Look through the data below and work out how many lines contain the string "блоков". Give the number alone.

Extracted data entries:
::::
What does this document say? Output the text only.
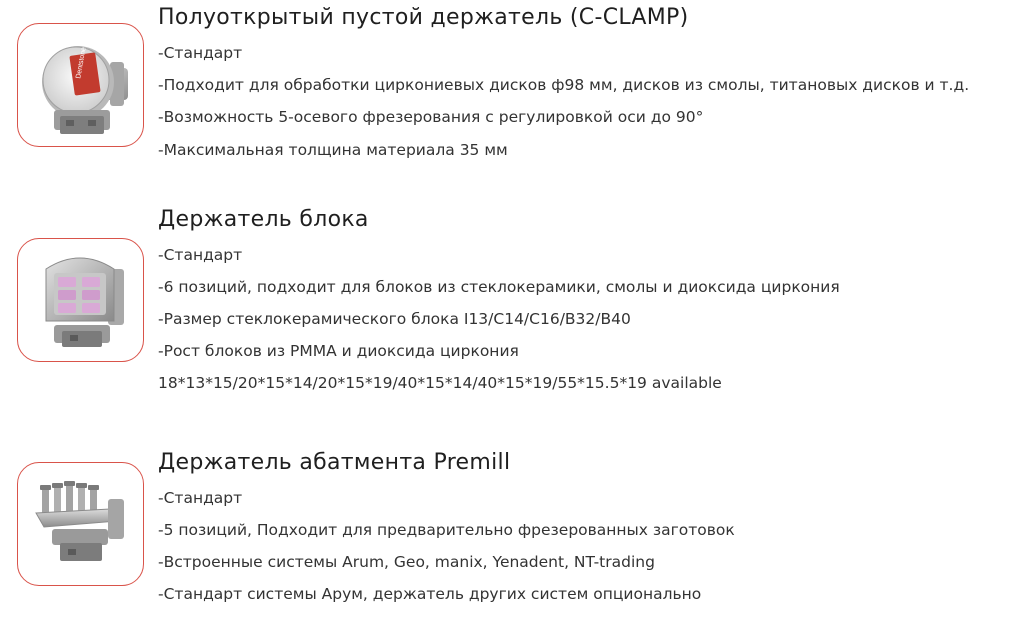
Dentstone
Полуоткрытый пустой держатель (C-CLAMP)
-Стандарт
-Подходит для обработки циркониевых дисков ф98 мм, дисков из смолы, титановых дисков и т.д.
-Возможность 5-осевого фрезерования с регулировкой оси до 90°
-Максимальная толщина материала 35 мм
Держатель блока
-Стандарт
-6 позиций, подходит для блоков из стеклокерамики, смолы и диоксида циркония
-Размер стеклокерамического блока I13/C14/C16/B32/B40
-Рост блоков из PMMA и диоксида циркония
18*13*15/20*15*14/20*15*19/40*15*14/40*15*19/55*15.5*19 available
Держатель абатмента Premill
-Стандарт
-5 позиций, Подходит для предварительно фрезерованных заготовок
-Встроенные системы Arum, Geo, manix, Yenadent, NT-trading
-Стандарт системы Арум, держатель других систем опционально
::::
Solution:
2